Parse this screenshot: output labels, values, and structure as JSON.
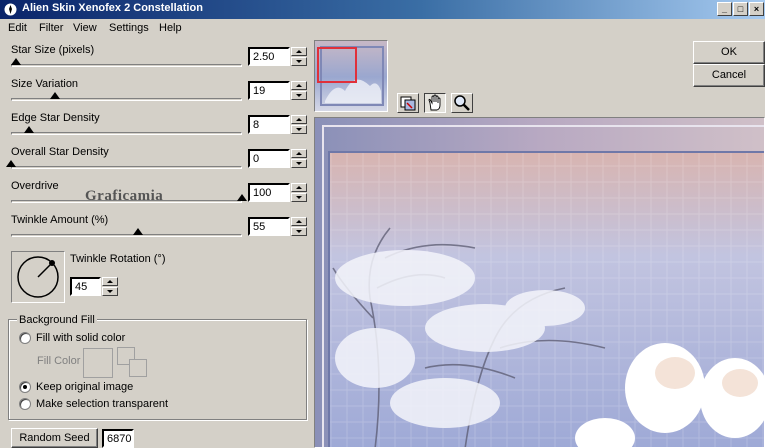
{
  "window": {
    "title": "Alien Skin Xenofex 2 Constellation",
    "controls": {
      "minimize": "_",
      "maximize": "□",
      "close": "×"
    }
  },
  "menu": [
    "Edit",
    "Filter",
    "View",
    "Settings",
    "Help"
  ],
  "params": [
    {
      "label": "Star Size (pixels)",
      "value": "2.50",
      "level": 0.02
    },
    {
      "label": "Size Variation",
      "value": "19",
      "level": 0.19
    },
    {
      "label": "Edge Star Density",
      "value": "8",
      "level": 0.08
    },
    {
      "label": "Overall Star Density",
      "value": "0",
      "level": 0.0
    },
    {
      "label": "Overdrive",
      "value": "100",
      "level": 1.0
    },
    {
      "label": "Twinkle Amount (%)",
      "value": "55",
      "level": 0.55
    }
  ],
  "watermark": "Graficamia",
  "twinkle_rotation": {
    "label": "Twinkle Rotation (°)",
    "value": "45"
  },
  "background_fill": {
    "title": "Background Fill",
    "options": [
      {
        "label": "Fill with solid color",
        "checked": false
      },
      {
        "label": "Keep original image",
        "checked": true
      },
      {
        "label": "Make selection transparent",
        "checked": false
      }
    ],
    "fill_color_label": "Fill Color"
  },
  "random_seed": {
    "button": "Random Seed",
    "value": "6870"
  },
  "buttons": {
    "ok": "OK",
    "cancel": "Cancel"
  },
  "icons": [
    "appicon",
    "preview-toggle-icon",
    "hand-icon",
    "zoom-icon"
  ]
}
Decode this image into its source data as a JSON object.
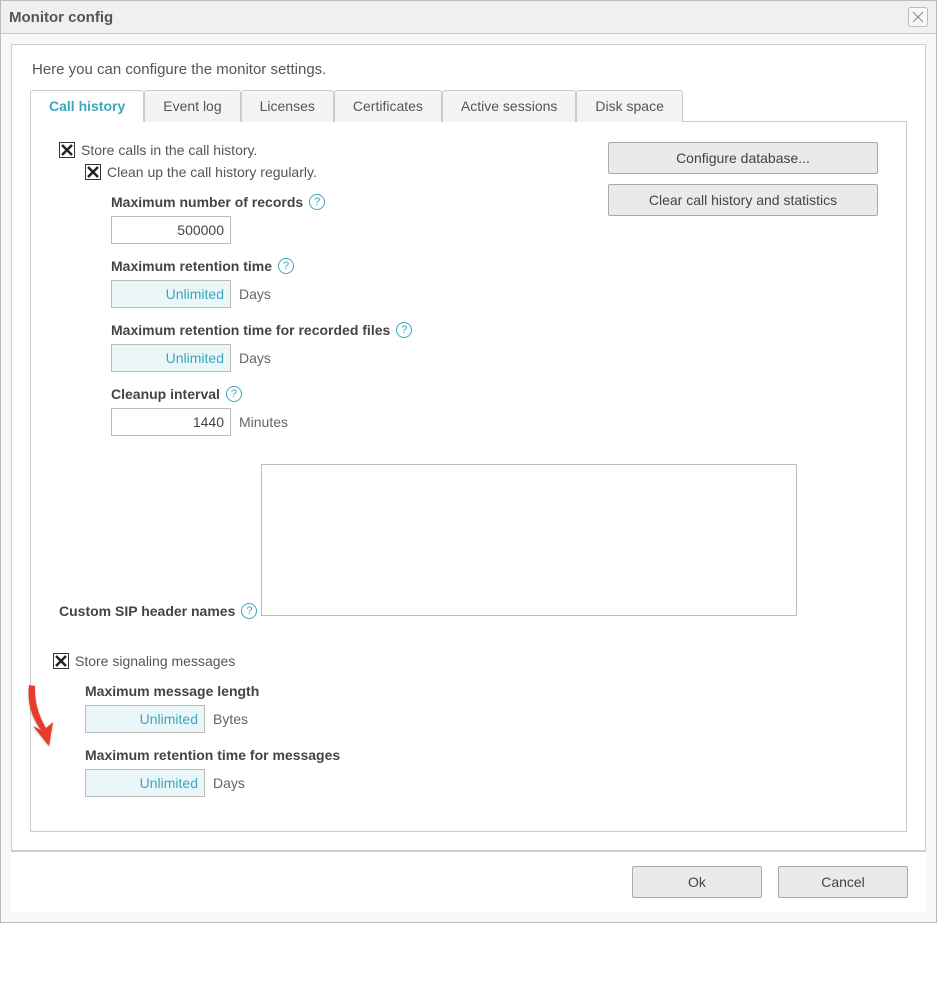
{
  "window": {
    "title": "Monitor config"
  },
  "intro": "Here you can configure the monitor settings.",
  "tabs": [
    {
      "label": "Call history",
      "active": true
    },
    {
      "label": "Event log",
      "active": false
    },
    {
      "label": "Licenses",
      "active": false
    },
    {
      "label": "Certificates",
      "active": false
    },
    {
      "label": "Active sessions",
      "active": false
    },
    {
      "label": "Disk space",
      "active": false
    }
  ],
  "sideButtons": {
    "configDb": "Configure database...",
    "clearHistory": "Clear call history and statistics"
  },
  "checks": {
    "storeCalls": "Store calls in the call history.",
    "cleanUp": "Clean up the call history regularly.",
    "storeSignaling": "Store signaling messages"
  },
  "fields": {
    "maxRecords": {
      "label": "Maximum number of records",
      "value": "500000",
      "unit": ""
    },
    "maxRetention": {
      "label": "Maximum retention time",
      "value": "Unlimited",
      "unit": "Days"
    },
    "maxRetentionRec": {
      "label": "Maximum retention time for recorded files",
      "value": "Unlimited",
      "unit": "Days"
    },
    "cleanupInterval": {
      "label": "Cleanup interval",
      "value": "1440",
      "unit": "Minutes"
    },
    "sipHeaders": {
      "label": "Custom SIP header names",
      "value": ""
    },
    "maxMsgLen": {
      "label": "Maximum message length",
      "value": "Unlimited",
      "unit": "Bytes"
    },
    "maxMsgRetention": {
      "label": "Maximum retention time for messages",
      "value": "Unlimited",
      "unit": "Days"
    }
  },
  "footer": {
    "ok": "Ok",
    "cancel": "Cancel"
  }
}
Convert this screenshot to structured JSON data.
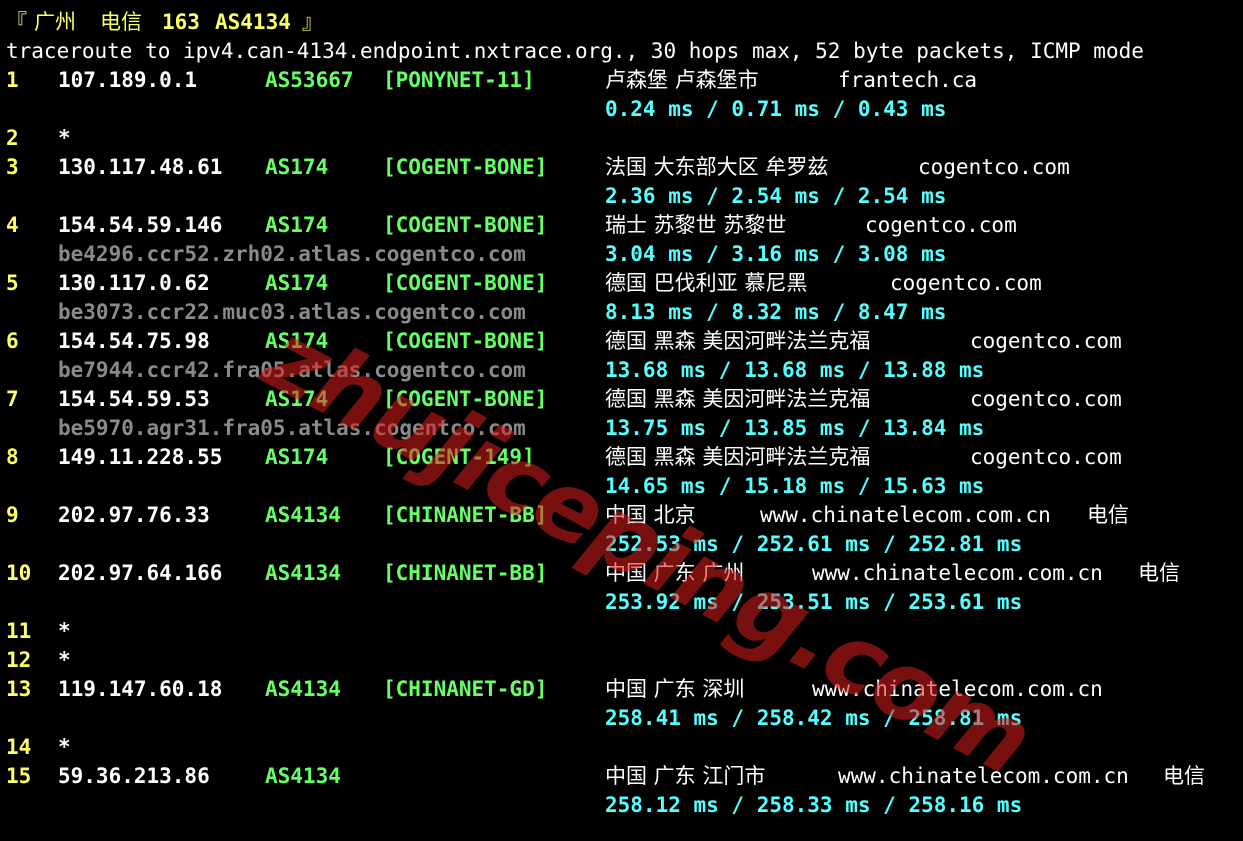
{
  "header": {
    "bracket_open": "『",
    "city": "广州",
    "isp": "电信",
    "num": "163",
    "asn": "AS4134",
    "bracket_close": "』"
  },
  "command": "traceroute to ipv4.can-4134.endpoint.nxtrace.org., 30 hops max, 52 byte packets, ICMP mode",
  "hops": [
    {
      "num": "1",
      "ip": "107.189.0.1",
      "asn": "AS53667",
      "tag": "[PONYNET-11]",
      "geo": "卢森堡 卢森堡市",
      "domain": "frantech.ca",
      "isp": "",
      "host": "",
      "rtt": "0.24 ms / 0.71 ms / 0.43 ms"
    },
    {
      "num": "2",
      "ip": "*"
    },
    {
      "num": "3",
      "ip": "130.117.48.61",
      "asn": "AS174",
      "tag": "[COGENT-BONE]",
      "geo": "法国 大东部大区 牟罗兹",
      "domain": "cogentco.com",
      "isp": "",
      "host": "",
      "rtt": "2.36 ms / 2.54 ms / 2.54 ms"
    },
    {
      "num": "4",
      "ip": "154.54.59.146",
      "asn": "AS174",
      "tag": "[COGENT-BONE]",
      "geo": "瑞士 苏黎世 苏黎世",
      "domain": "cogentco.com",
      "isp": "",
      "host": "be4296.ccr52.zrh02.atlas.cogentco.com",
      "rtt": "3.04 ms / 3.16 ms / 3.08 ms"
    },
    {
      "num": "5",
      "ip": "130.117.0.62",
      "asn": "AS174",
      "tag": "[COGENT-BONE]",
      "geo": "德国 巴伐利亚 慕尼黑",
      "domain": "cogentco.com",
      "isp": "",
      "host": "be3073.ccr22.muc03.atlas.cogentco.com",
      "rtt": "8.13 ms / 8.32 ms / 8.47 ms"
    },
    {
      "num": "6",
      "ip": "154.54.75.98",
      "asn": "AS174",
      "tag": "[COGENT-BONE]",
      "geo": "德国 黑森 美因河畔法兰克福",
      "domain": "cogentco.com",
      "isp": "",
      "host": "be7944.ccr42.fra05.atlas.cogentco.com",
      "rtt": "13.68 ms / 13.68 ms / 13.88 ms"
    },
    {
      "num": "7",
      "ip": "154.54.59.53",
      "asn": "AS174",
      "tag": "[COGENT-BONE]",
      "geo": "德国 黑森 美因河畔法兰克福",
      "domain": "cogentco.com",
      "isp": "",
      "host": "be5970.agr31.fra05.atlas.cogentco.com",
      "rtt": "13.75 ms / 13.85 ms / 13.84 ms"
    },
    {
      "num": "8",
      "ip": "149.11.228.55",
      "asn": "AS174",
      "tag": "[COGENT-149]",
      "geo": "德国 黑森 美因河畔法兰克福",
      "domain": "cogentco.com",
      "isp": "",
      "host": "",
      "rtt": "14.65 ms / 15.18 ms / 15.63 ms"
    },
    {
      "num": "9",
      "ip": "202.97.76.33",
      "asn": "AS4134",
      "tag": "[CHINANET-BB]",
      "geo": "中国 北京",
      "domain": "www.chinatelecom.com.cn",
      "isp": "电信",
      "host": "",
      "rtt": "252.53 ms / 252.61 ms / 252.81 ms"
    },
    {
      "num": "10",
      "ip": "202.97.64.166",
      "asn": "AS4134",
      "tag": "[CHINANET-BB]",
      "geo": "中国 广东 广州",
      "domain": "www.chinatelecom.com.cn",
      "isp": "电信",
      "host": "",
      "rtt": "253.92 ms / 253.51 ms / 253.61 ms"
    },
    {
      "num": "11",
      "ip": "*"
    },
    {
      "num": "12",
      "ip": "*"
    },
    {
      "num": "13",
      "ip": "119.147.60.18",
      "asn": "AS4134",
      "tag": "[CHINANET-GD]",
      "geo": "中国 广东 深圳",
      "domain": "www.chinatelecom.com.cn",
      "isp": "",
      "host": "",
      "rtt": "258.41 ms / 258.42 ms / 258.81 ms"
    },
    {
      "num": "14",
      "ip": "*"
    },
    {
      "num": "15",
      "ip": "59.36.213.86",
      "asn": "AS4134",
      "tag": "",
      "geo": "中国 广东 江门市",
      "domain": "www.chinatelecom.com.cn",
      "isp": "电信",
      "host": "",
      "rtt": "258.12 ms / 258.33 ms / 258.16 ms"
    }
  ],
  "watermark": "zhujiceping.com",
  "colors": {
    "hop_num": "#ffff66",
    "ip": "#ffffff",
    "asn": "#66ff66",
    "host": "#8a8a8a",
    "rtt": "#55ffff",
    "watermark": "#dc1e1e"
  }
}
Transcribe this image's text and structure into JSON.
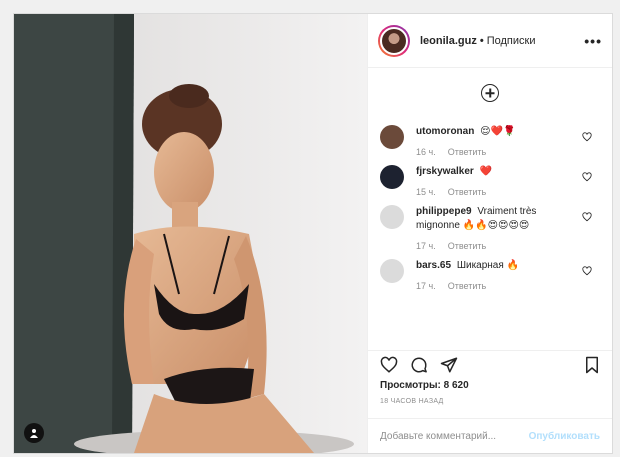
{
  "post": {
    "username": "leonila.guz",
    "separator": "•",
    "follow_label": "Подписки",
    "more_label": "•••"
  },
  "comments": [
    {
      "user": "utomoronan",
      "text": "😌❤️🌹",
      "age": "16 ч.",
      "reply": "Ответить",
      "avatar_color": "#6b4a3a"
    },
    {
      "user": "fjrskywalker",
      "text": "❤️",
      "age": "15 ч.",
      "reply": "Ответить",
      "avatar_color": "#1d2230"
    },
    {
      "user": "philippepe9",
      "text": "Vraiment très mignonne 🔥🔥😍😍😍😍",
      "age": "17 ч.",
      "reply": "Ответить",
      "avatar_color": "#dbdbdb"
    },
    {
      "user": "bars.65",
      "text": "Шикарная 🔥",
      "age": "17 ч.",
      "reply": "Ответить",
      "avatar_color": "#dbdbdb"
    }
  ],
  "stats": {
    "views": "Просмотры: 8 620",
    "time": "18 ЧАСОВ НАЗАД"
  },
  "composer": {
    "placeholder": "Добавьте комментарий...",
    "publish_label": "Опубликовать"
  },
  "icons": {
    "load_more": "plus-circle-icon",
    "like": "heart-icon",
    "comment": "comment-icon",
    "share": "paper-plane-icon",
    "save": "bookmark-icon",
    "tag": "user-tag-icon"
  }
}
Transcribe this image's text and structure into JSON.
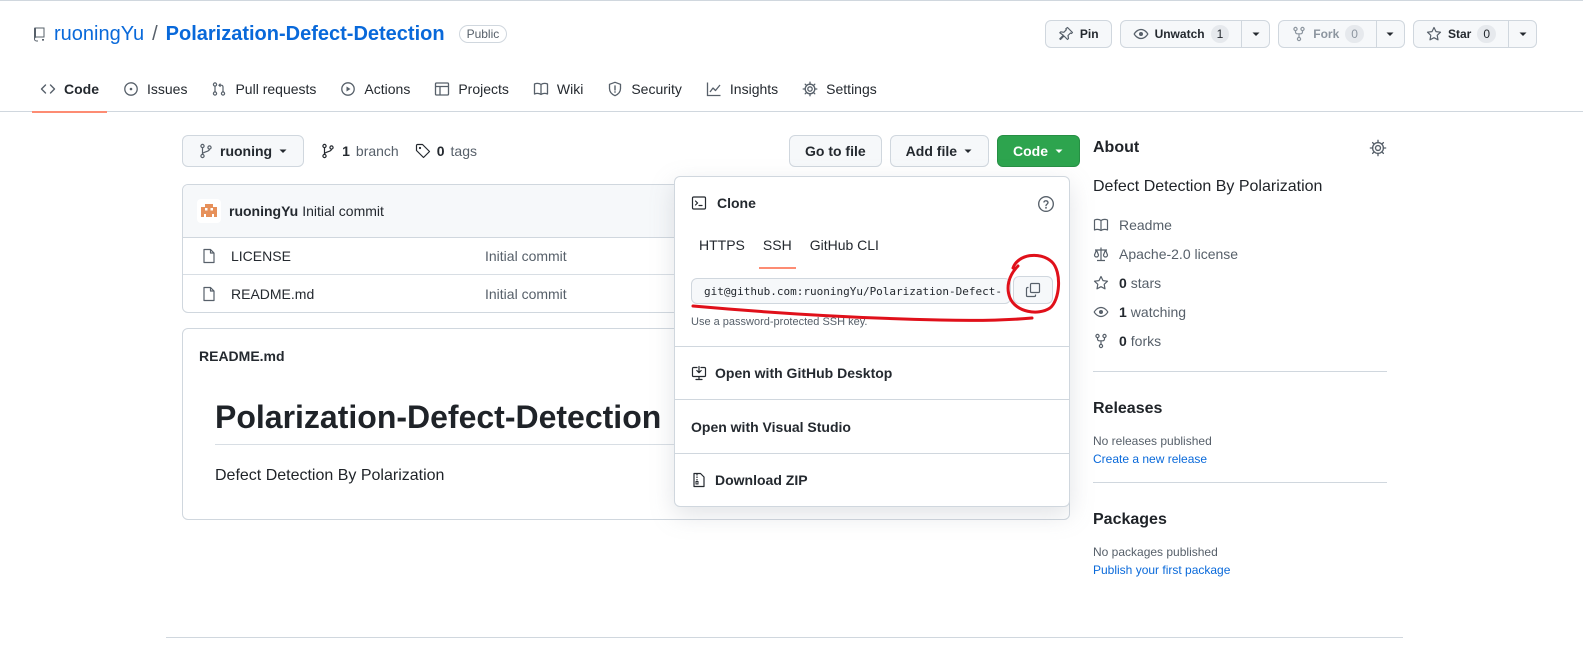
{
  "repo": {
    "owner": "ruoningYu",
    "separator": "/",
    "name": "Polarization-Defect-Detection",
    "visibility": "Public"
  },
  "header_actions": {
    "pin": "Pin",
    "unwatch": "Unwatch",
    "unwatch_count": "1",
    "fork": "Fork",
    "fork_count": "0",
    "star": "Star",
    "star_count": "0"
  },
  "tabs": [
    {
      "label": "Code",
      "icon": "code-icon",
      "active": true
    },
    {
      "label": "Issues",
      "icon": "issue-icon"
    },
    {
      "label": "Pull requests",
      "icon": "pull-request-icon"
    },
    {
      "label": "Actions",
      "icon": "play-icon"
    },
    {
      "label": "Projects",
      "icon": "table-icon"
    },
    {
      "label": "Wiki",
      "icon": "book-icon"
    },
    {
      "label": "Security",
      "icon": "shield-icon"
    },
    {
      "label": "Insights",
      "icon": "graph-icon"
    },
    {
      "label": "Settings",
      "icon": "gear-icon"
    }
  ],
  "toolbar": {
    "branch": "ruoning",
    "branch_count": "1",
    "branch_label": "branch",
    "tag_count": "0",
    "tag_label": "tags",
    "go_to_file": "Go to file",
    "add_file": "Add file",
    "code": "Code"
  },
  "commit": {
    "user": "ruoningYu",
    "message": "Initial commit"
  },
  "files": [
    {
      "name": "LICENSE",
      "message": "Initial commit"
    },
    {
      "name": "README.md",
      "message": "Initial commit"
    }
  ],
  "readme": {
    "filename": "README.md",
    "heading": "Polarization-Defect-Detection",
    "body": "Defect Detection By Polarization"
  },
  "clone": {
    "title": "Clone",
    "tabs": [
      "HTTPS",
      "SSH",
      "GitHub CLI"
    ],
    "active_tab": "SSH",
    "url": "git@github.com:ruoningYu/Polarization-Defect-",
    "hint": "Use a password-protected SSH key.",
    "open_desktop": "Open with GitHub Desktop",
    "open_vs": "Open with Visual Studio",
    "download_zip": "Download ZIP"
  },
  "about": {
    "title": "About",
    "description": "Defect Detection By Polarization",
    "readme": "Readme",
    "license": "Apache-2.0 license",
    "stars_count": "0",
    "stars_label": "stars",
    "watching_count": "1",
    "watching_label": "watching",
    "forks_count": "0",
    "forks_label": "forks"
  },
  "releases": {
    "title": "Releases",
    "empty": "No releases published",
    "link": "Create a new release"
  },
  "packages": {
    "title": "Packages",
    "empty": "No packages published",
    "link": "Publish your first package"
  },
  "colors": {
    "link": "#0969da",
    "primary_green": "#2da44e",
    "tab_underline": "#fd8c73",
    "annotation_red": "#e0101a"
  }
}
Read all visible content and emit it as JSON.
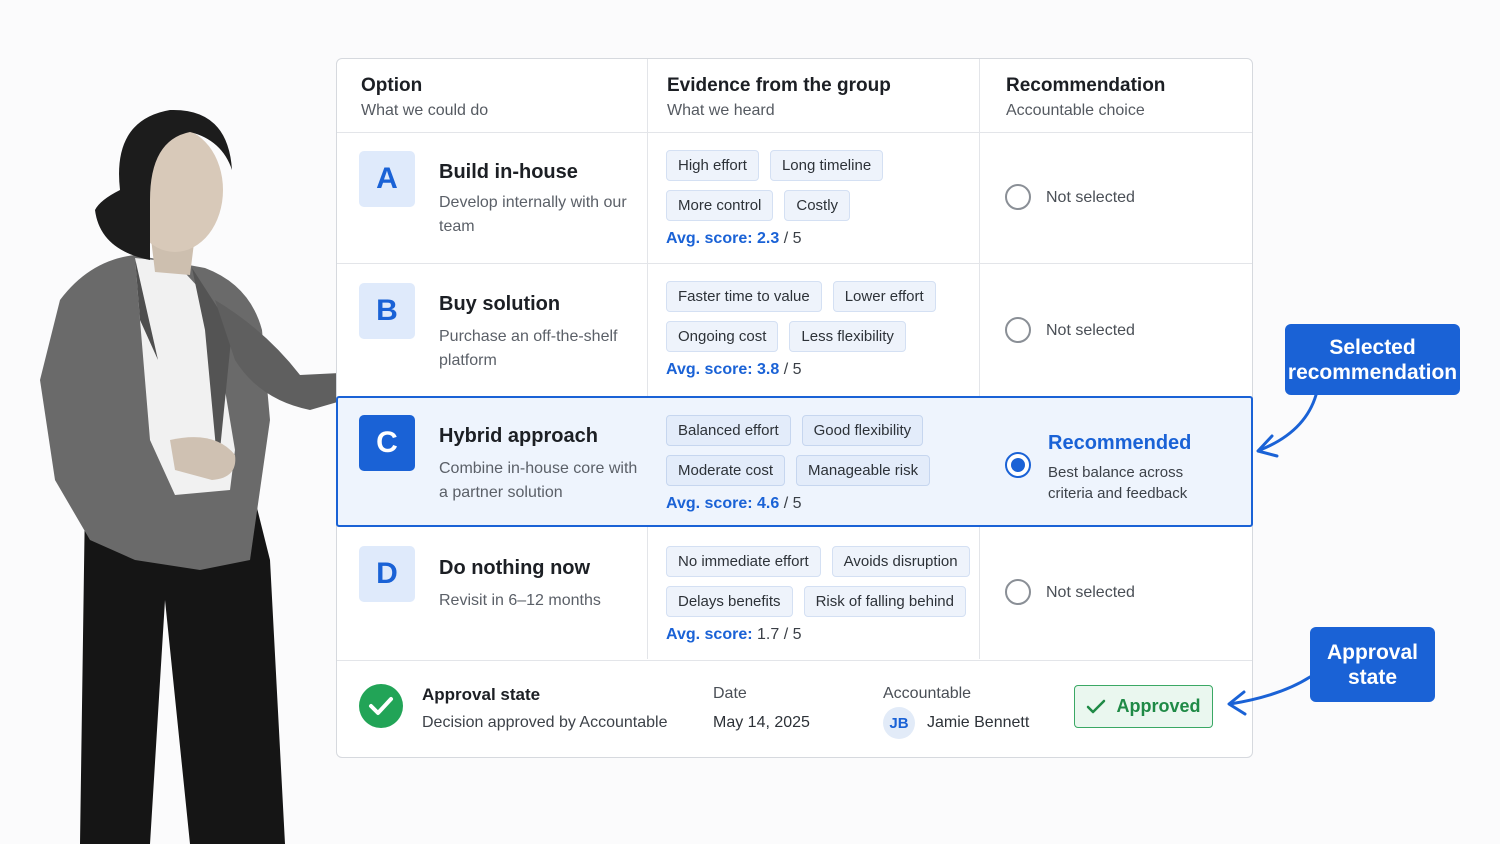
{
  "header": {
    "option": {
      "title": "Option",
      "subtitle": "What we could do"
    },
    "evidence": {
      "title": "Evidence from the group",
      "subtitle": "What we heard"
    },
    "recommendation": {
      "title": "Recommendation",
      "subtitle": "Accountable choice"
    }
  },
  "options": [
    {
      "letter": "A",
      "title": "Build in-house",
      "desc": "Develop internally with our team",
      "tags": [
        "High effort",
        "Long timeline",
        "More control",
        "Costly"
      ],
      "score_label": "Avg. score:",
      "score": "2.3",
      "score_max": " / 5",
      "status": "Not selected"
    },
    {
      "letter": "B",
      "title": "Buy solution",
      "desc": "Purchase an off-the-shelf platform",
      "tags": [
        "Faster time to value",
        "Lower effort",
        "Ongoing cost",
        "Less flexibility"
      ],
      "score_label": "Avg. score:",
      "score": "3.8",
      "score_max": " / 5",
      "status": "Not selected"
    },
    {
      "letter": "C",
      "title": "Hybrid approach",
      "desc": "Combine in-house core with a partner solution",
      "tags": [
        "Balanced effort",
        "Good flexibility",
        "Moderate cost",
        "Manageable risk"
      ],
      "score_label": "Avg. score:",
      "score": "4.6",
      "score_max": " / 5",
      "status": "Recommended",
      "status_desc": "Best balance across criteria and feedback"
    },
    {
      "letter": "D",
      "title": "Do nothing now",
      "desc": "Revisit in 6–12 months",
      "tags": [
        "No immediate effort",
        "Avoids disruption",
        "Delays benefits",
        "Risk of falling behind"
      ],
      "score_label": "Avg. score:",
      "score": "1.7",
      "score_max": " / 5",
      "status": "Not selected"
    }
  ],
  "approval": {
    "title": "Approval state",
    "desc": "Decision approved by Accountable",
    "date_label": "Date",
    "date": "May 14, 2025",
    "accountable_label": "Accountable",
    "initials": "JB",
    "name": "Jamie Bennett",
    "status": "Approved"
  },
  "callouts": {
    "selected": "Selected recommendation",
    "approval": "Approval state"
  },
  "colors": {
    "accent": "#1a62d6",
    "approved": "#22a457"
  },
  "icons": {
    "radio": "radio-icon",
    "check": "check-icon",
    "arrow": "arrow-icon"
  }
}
**********
> Problem description:
Find each line holding the string "solution" and copy it out.

> Result below:
      "title": "Buy solution",
      "desc": "Combine in-house core with a partner solution",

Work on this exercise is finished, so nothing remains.